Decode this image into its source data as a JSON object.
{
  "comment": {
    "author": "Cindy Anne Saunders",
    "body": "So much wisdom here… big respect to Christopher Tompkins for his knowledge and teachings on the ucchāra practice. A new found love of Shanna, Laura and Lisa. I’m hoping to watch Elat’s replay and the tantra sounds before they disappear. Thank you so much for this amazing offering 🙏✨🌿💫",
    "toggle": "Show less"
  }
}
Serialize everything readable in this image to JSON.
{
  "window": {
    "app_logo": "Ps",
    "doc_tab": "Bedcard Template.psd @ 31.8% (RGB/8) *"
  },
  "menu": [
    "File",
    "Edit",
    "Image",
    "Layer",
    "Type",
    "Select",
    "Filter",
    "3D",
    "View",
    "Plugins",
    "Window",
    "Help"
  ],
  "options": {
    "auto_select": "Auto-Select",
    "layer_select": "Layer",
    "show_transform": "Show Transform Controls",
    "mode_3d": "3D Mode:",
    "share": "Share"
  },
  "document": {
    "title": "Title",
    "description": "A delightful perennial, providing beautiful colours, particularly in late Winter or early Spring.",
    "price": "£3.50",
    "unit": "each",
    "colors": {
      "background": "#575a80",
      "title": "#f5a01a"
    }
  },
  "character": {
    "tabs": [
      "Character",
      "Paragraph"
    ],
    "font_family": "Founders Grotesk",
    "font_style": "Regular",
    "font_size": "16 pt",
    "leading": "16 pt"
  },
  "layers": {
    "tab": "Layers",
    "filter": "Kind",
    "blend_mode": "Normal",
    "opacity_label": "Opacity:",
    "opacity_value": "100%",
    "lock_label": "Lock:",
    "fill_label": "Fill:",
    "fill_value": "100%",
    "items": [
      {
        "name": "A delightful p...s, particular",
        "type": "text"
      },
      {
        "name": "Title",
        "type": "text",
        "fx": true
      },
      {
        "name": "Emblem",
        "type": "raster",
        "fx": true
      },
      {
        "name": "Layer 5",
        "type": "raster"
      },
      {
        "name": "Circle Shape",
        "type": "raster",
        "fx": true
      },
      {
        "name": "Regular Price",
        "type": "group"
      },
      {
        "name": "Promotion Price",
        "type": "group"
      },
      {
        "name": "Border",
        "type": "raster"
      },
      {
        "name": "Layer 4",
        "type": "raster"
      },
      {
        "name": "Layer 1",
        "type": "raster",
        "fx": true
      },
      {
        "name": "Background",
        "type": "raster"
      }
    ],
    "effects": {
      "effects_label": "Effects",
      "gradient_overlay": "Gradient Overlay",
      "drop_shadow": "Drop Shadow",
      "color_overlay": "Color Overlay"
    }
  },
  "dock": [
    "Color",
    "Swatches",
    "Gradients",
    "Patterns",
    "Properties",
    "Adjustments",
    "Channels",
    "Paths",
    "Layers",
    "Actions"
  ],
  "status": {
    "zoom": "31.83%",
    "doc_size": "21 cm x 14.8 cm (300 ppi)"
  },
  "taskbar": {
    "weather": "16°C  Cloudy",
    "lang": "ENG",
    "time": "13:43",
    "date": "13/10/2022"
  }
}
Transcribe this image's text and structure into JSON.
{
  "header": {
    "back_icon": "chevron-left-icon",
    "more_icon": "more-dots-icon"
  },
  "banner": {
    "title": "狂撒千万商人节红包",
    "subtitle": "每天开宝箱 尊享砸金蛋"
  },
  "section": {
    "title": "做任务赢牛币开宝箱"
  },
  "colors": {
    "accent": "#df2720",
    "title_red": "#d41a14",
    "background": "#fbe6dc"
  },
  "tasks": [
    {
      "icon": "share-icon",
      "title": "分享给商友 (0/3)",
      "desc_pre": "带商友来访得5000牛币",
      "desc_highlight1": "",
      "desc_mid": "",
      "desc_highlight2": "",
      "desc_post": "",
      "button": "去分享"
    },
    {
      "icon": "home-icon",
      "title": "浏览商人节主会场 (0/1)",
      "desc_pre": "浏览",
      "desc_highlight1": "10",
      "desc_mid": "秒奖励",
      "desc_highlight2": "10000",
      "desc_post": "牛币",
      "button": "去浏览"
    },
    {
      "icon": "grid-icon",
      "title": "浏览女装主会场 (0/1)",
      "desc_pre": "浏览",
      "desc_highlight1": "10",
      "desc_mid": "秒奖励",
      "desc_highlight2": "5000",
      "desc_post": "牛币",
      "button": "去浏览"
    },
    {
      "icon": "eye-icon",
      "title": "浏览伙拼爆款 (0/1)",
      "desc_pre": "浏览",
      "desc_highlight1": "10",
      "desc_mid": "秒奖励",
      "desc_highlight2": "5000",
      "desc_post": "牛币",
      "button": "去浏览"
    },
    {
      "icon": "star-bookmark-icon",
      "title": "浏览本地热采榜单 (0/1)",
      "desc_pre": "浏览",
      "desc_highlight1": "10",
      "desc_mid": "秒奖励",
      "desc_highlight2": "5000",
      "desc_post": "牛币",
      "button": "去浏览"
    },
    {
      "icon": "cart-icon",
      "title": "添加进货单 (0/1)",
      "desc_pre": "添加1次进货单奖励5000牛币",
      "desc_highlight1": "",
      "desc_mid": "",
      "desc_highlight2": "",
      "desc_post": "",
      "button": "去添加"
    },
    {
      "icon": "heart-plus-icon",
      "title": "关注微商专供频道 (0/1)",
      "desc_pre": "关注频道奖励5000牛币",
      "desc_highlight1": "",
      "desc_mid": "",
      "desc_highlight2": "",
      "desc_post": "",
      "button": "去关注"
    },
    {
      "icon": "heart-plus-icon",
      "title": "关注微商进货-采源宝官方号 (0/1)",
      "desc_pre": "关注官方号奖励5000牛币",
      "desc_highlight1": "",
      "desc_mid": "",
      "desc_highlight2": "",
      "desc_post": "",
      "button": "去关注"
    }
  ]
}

:::

Your instructions —
Locate the word "Show" in the data above. Copy every line carrying it.

Exercise response —
    "toggle": "Show less"
    "show_transform": "Show Transform Controls",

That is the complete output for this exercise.